►
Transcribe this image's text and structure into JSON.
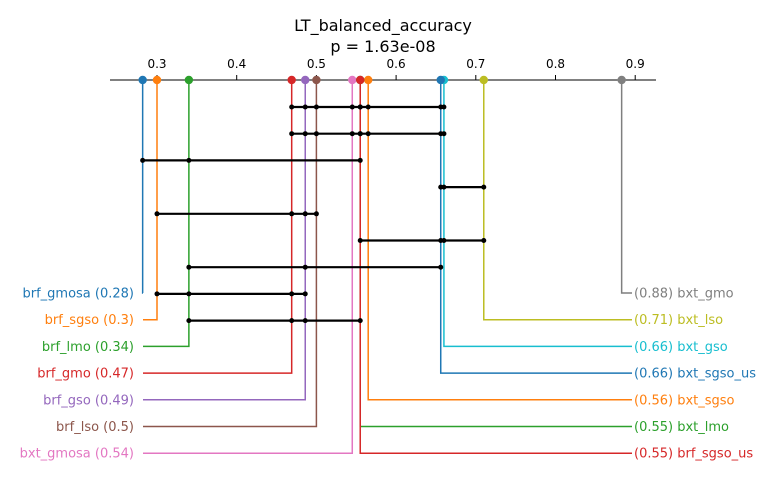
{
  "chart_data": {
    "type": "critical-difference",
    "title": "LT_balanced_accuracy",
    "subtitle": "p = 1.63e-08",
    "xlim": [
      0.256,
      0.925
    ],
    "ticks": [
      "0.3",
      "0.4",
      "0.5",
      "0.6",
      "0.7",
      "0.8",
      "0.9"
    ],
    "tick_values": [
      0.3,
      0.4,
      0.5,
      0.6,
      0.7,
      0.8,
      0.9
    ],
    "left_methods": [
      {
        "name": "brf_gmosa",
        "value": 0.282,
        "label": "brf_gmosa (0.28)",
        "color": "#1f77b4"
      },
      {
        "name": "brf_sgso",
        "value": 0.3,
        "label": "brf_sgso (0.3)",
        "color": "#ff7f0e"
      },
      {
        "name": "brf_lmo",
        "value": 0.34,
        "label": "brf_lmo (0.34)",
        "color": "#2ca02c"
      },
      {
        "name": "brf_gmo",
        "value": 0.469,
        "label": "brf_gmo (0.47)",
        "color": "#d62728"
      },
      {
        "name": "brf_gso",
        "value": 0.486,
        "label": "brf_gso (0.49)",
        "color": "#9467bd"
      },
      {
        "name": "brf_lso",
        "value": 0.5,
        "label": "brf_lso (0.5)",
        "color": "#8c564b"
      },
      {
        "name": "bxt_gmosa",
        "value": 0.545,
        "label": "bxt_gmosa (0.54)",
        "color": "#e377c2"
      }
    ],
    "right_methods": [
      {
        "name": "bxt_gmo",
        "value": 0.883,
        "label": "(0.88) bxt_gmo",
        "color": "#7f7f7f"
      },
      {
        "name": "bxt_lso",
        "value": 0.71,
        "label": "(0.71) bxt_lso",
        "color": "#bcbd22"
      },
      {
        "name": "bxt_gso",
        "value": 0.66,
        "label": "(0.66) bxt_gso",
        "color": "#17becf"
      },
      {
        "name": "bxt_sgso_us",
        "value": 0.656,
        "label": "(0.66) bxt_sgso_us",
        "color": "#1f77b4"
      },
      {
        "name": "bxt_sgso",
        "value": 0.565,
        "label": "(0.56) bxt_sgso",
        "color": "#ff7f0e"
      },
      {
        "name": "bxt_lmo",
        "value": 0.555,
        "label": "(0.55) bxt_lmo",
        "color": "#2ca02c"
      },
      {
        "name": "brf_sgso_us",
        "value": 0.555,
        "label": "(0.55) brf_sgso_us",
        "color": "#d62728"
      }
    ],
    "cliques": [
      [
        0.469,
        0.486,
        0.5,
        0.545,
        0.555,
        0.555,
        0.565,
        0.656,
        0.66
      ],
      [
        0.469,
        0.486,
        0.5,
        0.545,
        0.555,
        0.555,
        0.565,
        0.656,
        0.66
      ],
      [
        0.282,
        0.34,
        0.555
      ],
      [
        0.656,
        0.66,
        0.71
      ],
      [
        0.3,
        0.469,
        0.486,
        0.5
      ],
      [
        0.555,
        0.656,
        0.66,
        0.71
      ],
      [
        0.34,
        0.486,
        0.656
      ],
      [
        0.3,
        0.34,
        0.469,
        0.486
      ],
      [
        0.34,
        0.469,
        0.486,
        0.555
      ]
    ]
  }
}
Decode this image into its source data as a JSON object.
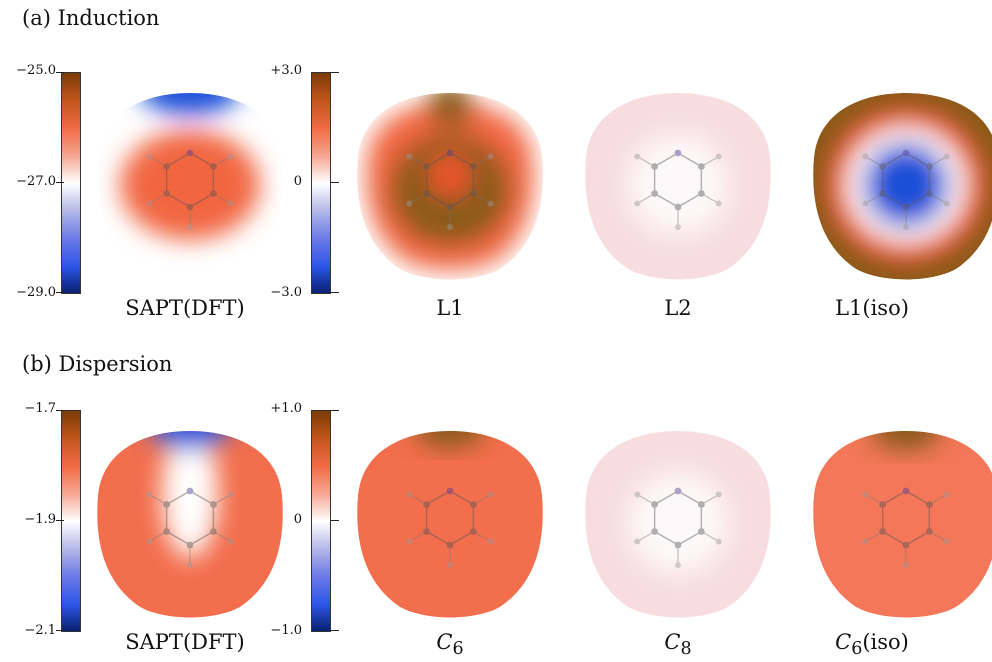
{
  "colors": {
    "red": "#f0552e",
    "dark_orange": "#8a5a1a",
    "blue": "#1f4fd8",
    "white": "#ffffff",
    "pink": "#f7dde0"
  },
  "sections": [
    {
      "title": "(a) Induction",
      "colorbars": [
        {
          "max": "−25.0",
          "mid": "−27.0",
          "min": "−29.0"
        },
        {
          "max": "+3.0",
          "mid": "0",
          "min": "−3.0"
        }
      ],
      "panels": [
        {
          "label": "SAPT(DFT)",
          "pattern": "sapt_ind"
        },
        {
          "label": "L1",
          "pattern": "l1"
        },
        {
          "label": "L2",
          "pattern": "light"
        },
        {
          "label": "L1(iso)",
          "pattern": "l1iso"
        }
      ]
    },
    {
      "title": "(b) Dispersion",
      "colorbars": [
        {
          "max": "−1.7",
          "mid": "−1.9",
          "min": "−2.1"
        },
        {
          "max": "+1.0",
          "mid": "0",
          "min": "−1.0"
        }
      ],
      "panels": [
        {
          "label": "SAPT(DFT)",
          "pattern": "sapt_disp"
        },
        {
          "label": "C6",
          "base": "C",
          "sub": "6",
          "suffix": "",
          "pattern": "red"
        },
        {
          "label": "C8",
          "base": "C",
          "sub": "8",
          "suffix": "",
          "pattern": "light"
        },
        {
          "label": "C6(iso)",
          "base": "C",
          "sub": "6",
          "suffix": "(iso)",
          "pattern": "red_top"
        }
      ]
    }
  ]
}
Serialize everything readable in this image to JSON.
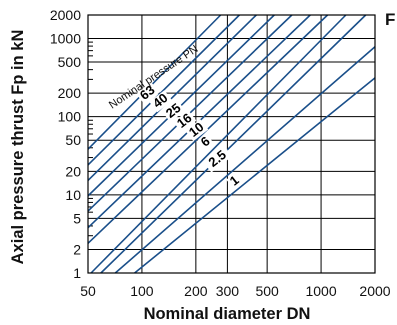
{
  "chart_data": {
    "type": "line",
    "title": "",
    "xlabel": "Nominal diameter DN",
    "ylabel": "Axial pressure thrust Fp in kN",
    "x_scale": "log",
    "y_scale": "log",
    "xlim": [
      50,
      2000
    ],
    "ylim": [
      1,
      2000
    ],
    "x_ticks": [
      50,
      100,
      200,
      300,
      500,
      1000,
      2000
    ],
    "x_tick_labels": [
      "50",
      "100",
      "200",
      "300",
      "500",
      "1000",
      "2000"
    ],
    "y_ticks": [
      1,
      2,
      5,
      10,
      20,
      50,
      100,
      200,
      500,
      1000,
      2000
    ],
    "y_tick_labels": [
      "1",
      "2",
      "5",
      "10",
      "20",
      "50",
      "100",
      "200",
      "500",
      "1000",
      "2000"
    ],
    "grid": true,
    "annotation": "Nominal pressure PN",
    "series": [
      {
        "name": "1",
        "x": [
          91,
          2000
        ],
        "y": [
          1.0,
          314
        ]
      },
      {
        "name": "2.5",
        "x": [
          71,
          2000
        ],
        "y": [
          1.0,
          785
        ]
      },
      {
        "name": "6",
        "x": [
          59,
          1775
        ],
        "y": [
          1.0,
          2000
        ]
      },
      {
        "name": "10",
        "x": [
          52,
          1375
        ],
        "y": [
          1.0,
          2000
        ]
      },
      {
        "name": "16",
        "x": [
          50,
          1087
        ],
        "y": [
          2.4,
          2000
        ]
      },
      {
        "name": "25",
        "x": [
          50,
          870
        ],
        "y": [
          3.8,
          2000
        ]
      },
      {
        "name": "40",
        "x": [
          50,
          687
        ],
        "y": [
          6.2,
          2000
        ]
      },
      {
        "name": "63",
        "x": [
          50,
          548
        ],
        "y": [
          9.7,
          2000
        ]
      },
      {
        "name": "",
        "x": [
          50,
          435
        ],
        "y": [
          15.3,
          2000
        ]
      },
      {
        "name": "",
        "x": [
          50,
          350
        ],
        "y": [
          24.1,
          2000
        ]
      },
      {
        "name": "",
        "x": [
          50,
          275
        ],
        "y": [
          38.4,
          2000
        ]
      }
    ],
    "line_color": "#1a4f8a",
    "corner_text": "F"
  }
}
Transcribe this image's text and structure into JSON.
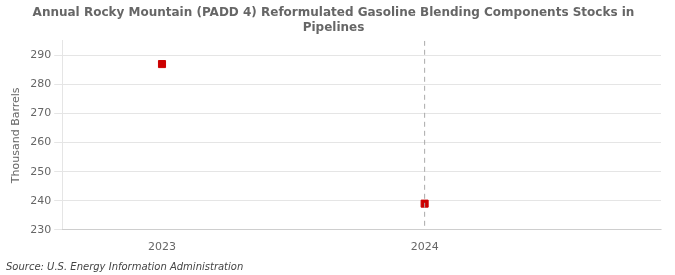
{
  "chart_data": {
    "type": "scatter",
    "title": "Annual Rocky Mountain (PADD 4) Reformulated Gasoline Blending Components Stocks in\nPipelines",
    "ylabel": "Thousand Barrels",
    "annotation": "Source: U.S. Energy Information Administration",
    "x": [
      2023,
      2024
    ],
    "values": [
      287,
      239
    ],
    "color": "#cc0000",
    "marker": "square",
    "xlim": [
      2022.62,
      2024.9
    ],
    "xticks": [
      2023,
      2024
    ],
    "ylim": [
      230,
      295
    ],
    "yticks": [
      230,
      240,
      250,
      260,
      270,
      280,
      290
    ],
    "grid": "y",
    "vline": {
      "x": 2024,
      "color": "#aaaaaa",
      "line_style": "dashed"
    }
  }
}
◄
►
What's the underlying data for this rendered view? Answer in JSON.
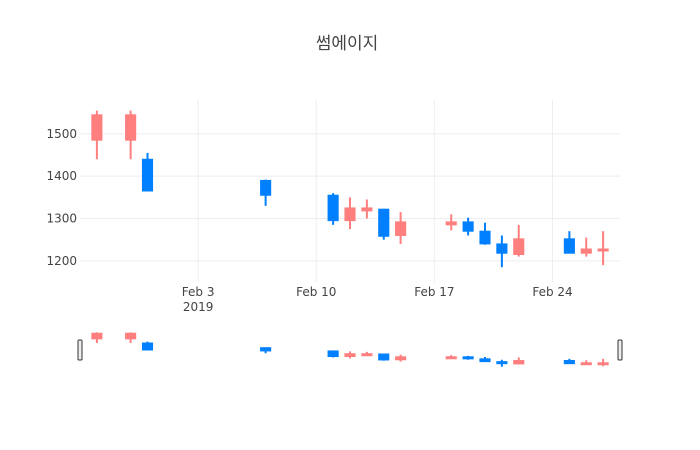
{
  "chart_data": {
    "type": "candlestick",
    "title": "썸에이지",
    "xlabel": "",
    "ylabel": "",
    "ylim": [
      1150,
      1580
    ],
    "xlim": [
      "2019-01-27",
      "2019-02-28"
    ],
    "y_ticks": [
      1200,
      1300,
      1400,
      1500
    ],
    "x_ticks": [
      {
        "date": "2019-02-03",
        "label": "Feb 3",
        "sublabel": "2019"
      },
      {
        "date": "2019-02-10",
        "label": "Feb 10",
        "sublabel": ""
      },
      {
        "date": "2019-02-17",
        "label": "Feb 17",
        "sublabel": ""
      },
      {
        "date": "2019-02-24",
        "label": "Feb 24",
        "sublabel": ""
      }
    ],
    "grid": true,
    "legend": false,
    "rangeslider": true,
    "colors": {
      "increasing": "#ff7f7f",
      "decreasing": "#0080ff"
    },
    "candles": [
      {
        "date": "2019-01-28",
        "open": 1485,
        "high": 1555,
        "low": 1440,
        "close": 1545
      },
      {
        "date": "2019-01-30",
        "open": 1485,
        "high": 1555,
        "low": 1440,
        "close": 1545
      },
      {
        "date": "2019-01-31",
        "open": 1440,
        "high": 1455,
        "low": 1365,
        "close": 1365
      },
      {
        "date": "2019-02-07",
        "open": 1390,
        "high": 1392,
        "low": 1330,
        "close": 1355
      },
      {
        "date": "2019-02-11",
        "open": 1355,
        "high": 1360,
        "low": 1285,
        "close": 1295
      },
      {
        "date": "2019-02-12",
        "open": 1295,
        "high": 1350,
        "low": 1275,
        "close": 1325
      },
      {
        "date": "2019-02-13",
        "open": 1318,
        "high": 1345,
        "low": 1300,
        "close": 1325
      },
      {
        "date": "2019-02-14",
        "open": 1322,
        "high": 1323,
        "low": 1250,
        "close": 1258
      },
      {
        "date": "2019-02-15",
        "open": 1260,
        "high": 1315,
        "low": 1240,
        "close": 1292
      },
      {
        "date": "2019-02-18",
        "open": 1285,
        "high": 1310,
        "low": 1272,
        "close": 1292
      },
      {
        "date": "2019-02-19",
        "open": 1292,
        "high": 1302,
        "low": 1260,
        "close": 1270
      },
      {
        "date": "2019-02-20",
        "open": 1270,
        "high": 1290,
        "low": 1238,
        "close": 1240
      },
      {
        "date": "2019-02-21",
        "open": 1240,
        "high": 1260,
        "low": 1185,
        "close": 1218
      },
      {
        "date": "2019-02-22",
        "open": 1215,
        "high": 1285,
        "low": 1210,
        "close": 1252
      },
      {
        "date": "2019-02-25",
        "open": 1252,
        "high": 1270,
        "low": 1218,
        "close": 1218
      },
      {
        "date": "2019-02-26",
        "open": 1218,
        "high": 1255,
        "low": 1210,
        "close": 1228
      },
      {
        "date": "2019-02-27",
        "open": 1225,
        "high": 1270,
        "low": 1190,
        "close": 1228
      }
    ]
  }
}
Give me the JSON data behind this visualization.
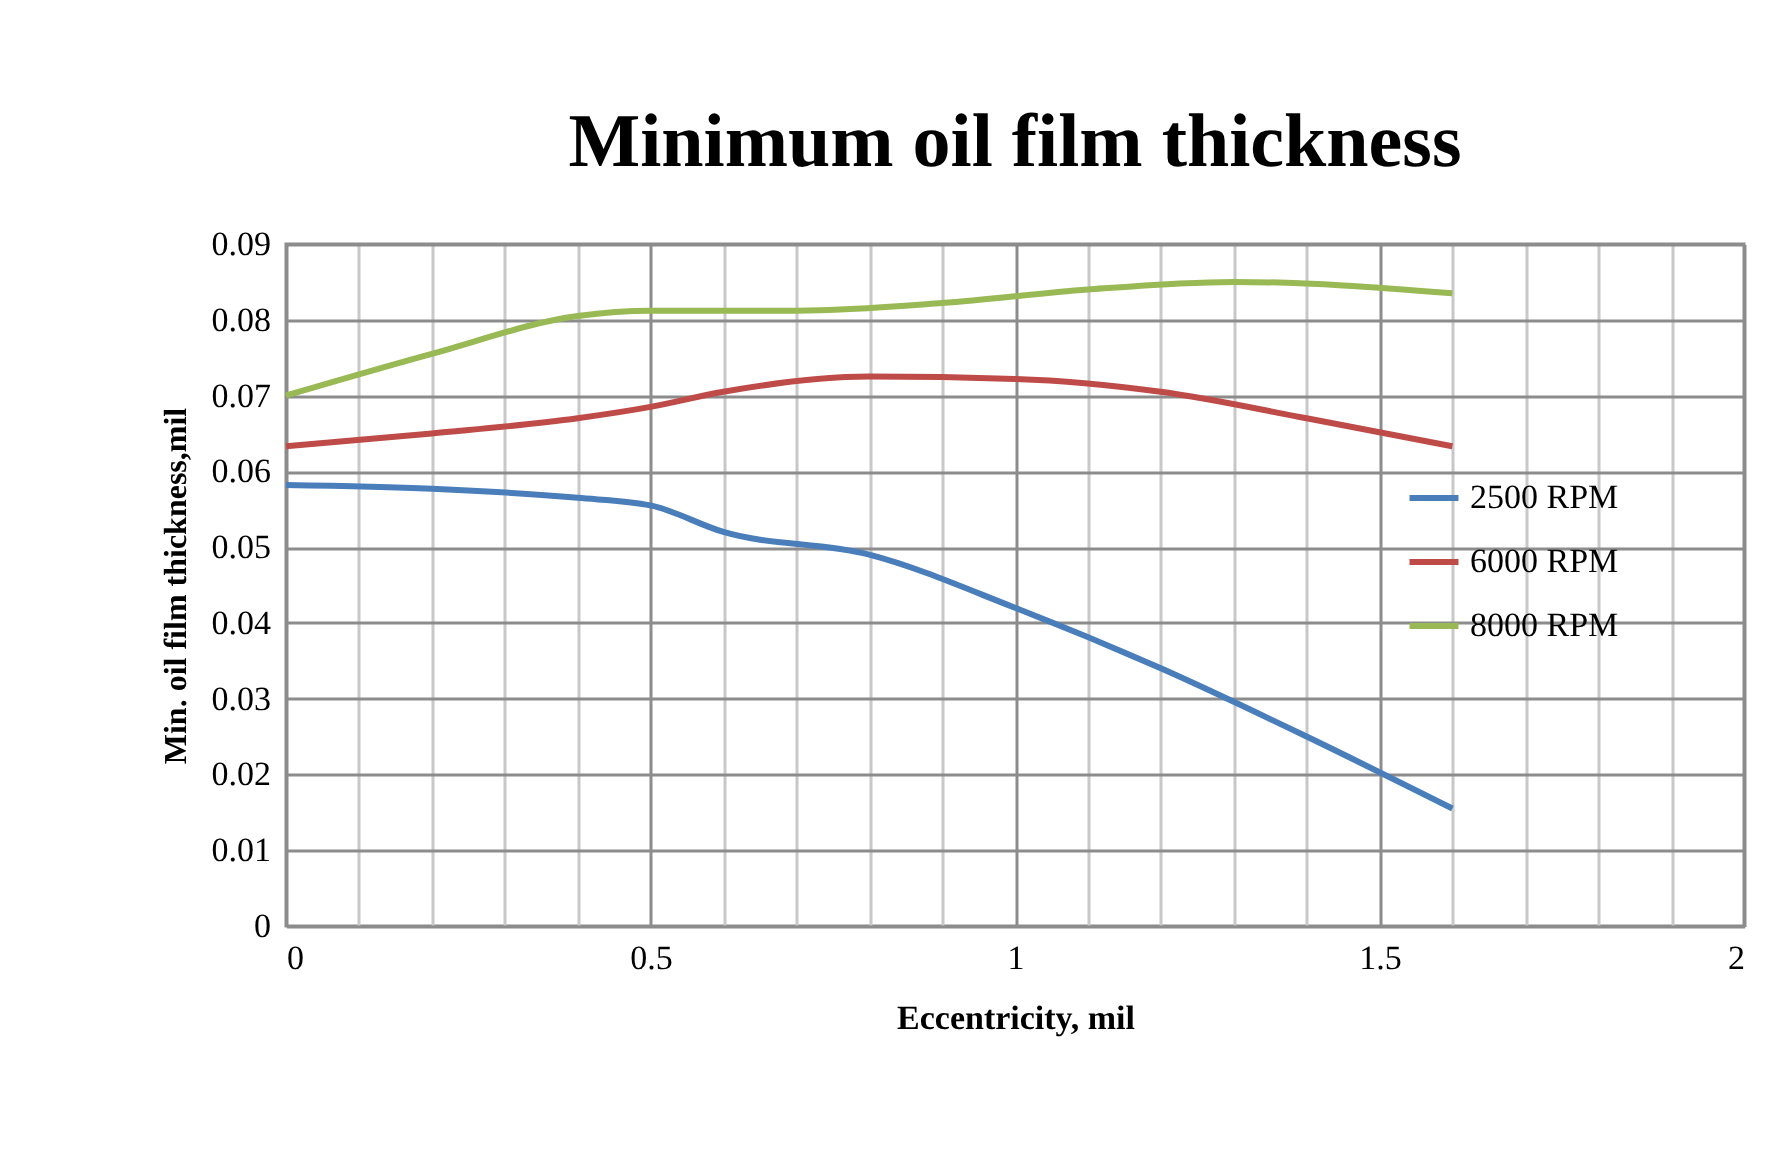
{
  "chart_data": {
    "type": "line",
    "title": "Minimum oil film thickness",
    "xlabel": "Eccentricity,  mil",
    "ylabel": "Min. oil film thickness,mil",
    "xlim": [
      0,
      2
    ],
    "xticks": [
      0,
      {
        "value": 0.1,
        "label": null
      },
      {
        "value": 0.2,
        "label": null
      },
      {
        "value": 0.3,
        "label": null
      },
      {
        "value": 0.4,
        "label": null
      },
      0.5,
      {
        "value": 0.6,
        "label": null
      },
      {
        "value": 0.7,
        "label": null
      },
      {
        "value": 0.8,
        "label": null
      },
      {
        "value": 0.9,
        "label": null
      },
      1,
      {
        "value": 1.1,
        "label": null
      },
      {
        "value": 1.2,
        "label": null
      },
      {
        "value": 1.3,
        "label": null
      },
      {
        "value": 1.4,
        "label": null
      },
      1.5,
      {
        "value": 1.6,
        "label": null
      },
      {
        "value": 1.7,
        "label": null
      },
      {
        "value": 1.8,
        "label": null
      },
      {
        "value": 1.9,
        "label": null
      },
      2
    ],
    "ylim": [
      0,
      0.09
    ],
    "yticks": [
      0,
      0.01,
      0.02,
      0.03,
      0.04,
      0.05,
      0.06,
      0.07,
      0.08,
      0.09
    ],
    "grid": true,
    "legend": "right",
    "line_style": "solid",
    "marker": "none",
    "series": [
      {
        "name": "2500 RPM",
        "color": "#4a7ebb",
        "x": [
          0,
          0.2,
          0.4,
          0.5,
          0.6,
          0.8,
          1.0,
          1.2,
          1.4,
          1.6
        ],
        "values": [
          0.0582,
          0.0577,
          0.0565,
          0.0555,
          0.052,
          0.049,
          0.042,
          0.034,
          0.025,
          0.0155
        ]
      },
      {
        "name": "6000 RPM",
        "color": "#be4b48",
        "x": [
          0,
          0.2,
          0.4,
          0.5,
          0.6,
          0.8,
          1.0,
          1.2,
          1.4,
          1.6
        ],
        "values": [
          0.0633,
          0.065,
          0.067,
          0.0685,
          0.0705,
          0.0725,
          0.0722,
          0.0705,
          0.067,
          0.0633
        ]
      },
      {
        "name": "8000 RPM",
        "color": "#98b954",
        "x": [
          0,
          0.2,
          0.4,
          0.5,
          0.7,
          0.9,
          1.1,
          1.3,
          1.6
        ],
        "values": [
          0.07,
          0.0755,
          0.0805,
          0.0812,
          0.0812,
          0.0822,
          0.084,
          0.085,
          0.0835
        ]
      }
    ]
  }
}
◄
### [Task directions]
Lines in the records that hold the word "ylabel" are to be counted; give only the total.

### [Written solution]
4